* **Provided data**

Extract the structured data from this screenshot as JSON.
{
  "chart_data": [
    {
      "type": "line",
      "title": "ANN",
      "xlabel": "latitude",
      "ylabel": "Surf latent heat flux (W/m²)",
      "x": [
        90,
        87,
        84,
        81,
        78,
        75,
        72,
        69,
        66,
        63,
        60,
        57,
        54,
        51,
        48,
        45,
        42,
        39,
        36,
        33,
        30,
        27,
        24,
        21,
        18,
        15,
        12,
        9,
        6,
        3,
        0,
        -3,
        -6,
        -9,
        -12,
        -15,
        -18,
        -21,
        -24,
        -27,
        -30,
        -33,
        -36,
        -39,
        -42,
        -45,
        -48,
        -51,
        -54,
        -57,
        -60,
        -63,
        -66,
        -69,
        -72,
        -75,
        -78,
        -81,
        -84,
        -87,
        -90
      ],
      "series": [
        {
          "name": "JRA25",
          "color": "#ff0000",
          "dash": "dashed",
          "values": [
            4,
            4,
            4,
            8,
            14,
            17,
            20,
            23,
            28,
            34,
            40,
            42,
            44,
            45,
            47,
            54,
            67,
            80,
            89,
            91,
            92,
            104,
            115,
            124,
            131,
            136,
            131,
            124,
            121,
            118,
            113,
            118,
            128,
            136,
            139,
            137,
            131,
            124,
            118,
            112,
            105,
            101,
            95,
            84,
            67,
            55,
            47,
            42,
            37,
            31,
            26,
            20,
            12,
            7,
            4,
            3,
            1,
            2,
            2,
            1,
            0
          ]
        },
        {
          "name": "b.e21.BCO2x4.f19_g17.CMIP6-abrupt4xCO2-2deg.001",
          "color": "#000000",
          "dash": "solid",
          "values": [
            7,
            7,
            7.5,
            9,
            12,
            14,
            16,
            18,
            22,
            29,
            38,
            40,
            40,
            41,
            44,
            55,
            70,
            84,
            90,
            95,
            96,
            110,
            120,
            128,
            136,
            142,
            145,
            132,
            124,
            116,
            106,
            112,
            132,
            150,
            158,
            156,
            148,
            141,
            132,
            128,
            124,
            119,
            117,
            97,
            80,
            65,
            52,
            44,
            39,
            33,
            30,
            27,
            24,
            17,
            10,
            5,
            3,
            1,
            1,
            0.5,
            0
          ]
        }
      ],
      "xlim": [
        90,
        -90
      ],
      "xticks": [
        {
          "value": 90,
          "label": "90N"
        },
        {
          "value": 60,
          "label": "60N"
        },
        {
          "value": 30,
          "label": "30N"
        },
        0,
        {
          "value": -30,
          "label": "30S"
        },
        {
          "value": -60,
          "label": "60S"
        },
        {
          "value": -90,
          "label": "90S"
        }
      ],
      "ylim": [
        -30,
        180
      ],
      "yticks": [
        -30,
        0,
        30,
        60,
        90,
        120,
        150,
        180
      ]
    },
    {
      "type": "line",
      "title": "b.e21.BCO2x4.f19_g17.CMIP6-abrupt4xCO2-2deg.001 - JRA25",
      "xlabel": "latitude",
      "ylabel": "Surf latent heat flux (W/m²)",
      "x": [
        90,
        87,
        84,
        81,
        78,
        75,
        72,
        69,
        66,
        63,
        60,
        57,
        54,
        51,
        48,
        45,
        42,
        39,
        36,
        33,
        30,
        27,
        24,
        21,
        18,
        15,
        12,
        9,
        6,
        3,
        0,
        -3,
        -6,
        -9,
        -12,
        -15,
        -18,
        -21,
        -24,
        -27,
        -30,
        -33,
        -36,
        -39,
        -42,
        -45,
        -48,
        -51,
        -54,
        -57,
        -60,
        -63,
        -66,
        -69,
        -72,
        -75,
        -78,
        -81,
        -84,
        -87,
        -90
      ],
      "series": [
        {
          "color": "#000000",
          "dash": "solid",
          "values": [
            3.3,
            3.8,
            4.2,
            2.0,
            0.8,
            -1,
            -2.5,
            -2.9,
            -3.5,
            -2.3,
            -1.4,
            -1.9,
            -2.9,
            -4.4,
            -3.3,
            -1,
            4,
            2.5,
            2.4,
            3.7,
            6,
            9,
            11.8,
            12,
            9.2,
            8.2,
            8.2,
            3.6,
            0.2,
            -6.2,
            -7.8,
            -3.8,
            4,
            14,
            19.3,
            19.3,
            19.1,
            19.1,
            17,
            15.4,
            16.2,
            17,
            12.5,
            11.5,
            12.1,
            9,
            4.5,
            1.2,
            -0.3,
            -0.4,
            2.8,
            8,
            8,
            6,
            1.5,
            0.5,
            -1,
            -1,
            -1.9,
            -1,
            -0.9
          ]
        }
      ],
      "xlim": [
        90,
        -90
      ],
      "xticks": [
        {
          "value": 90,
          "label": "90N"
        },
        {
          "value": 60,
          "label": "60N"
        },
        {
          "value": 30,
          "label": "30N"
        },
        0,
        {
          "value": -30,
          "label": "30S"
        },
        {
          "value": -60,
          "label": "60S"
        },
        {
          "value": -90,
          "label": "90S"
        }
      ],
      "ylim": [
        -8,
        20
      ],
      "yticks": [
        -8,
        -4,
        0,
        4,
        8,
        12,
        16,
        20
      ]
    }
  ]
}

* **Set problem**
Each line above must be printed exactly as it appears.

* **Output for this exercise**
Extract the structured data from this screenshot as JSON.
{
  "chart_data": [
    {
      "type": "line",
      "title": "ANN",
      "xlabel": "latitude",
      "ylabel": "Surf latent heat flux (W/m²)",
      "x": [
        90,
        87,
        84,
        81,
        78,
        75,
        72,
        69,
        66,
        63,
        60,
        57,
        54,
        51,
        48,
        45,
        42,
        39,
        36,
        33,
        30,
        27,
        24,
        21,
        18,
        15,
        12,
        9,
        6,
        3,
        0,
        -3,
        -6,
        -9,
        -12,
        -15,
        -18,
        -21,
        -24,
        -27,
        -30,
        -33,
        -36,
        -39,
        -42,
        -45,
        -48,
        -51,
        -54,
        -57,
        -60,
        -63,
        -66,
        -69,
        -72,
        -75,
        -78,
        -81,
        -84,
        -87,
        -90
      ],
      "series": [
        {
          "name": "JRA25",
          "color": "#ff0000",
          "dash": "dashed",
          "values": [
            4,
            4,
            4,
            8,
            14,
            17,
            20,
            23,
            28,
            34,
            40,
            42,
            44,
            45,
            47,
            54,
            67,
            80,
            89,
            91,
            92,
            104,
            115,
            124,
            131,
            136,
            131,
            124,
            121,
            118,
            113,
            118,
            128,
            136,
            139,
            137,
            131,
            124,
            118,
            112,
            105,
            101,
            95,
            84,
            67,
            55,
            47,
            42,
            37,
            31,
            26,
            20,
            12,
            7,
            4,
            3,
            1,
            2,
            2,
            1,
            0
          ]
        },
        {
          "name": "b.e21.BCO2x4.f19_g17.CMIP6-abrupt4xCO2-2deg.001",
          "color": "#000000",
          "dash": "solid",
          "values": [
            7,
            7,
            7.5,
            9,
            12,
            14,
            16,
            18,
            22,
            29,
            38,
            40,
            40,
            41,
            44,
            55,
            70,
            84,
            90,
            95,
            96,
            110,
            120,
            128,
            136,
            142,
            145,
            132,
            124,
            116,
            106,
            112,
            132,
            150,
            158,
            156,
            148,
            141,
            132,
            128,
            124,
            119,
            117,
            97,
            80,
            65,
            52,
            44,
            39,
            33,
            30,
            27,
            24,
            17,
            10,
            5,
            3,
            1,
            1,
            0.5,
            0
          ]
        }
      ],
      "xlim": [
        90,
        -90
      ],
      "xticks": [
        {
          "value": 90,
          "label": "90N"
        },
        {
          "value": 60,
          "label": "60N"
        },
        {
          "value": 30,
          "label": "30N"
        },
        0,
        {
          "value": -30,
          "label": "30S"
        },
        {
          "value": -60,
          "label": "60S"
        },
        {
          "value": -90,
          "label": "90S"
        }
      ],
      "ylim": [
        -30,
        180
      ],
      "yticks": [
        -30,
        0,
        30,
        60,
        90,
        120,
        150,
        180
      ]
    },
    {
      "type": "line",
      "title": "b.e21.BCO2x4.f19_g17.CMIP6-abrupt4xCO2-2deg.001 - JRA25",
      "xlabel": "latitude",
      "ylabel": "Surf latent heat flux (W/m²)",
      "x": [
        90,
        87,
        84,
        81,
        78,
        75,
        72,
        69,
        66,
        63,
        60,
        57,
        54,
        51,
        48,
        45,
        42,
        39,
        36,
        33,
        30,
        27,
        24,
        21,
        18,
        15,
        12,
        9,
        6,
        3,
        0,
        -3,
        -6,
        -9,
        -12,
        -15,
        -18,
        -21,
        -24,
        -27,
        -30,
        -33,
        -36,
        -39,
        -42,
        -45,
        -48,
        -51,
        -54,
        -57,
        -60,
        -63,
        -66,
        -69,
        -72,
        -75,
        -78,
        -81,
        -84,
        -87,
        -90
      ],
      "series": [
        {
          "color": "#000000",
          "dash": "solid",
          "values": [
            3.3,
            3.8,
            4.2,
            2.0,
            0.8,
            -1,
            -2.5,
            -2.9,
            -3.5,
            -2.3,
            -1.4,
            -1.9,
            -2.9,
            -4.4,
            -3.3,
            -1,
            4,
            2.5,
            2.4,
            3.7,
            6,
            9,
            11.8,
            12,
            9.2,
            8.2,
            8.2,
            3.6,
            0.2,
            -6.2,
            -7.8,
            -3.8,
            4,
            14,
            19.3,
            19.3,
            19.1,
            19.1,
            17,
            15.4,
            16.2,
            17,
            12.5,
            11.5,
            12.1,
            9,
            4.5,
            1.2,
            -0.3,
            -0.4,
            2.8,
            8,
            8,
            6,
            1.5,
            0.5,
            -1,
            -1,
            -1.9,
            -1,
            -0.9
          ]
        }
      ],
      "xlim": [
        90,
        -90
      ],
      "xticks": [
        {
          "value": 90,
          "label": "90N"
        },
        {
          "value": 60,
          "label": "60N"
        },
        {
          "value": 30,
          "label": "30N"
        },
        0,
        {
          "value": -30,
          "label": "30S"
        },
        {
          "value": -60,
          "label": "60S"
        },
        {
          "value": -90,
          "label": "90S"
        }
      ],
      "ylim": [
        -8,
        20
      ],
      "yticks": [
        -8,
        -4,
        0,
        4,
        8,
        12,
        16,
        20
      ]
    }
  ]
}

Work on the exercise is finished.